Data to process =
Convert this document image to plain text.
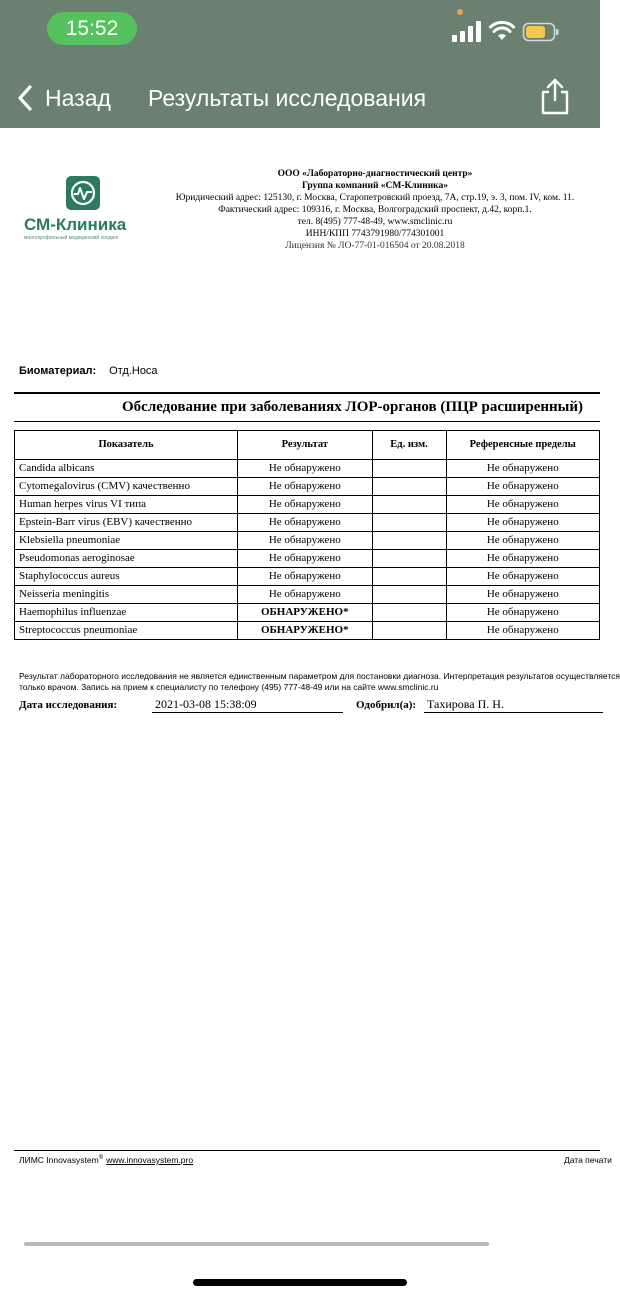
15:52
Назад Результаты исследования
СМ-Клиника
многопрофильный медицинский холдинг
ООО «Лабораторно-диагностический центр»
Группа компаний «СМ-Клиника»
Юридический адрес: 125130, г. Москва, Старопетровский проезд, 7А, стр.19, э. 3, пом. IV, ком. 11.
Фактический адрес: 109316, г. Москва, Волгоградский проспект, д.42, корп.1.
тел. 8(495) 777-48-49, www.smclinic.ru
ИНН/КПП 7743791980/774301001
Лицензия № ЛО-77-01-016504 от 20.08.2018
Биоматериал: Отд.Носа
Обследование при заболеваниях ЛОР-органов (ПЦР расширенный)
Показатель	Результат	Ед. изм.	Референсные пределы
Candida albicans	Не обнаружено		Не обнаружено
Cytomegalovirus (CMV) качественно	Не обнаружено		Не обнаружено
Human herpes virus VI типа	Не обнаружено		Не обнаружено
Epstein-Barr virus (EBV) качественно	Не обнаружено		Не обнаружено
Klebsiella pneumoniae	Не обнаружено		Не обнаружено
Pseudomonas aeroginosae	Не обнаружено		Не обнаружено
Staphylococcus aureus	Не обнаружено		Не обнаружено
Neisseria meningitis	Не обнаружено		Не обнаружено
Haemophilus influenzae	ОБНАРУЖЕНО*		Не обнаружено
Streptococcus pneumoniae	ОБНАРУЖЕНО*		Не обнаружено
Результат лабораторного исследования не является единственным параметром для постановки диагноза. Интерпретация результатов осуществляется
только врачом. Запись на прием к специалисту по телефону (495) 777-48-49 или на сайте www.smclinic.ru
Дата исследования:	2021-03-08 15:38:09	Одобрил(а): Тахирова П. Н.
ЛИМС Innovasystem® www.innovasystem.pro	Дата печати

Action item = Output each record above exactly; omit the images.

Output below =
Convert this document image to plain text.
15:52
Назад Результаты исследования
СМ-Клиника
многопрофильный медицинский холдинг
ООО «Лабораторно-диагностический центр»
Группа компаний «СМ-Клиника»
Юридический адрес: 125130, г. Москва, Старопетровский проезд, 7А, стр.19, э. 3, пом. IV, ком. 11.
Фактический адрес: 109316, г. Москва, Волгоградский проспект, д.42, корп.1.
тел. 8(495) 777-48-49, www.smclinic.ru
ИНН/КПП 7743791980/774301001
Лицензия № ЛО-77-01-016504 от 20.08.2018
Биоматериал: Отд.Носа
Обследование при заболеваниях ЛОР-органов (ПЦР расширенный)
Показатель	Результат	Ед. изм.	Референсные пределы
Candida albicans	Не обнаружено		Не обнаружено
Cytomegalovirus (CMV) качественно	Не обнаружено		Не обнаружено
Human herpes virus VI типа	Не обнаружено		Не обнаружено
Epstein-Barr virus (EBV) качественно	Не обнаружено		Не обнаружено
Klebsiella pneumoniae	Не обнаружено		Не обнаружено
Pseudomonas aeroginosae	Не обнаружено		Не обнаружено
Staphylococcus aureus	Не обнаружено		Не обнаружено
Neisseria meningitis	Не обнаружено		Не обнаружено
Haemophilus influenzae	ОБНАРУЖЕНО*		Не обнаружено
Streptococcus pneumoniae	ОБНАРУЖЕНО*		Не обнаружено
Результат лабораторного исследования не является единственным параметром для постановки диагноза. Интерпретация результатов осуществляется
только врачом. Запись на прием к специалисту по телефону (495) 777-48-49 или на сайте www.smclinic.ru
Дата исследования:	2021-03-08 15:38:09	Одобрил(а): Тахирова П. Н.
ЛИМС Innovasystem® www.innovasystem.pro	Дата печати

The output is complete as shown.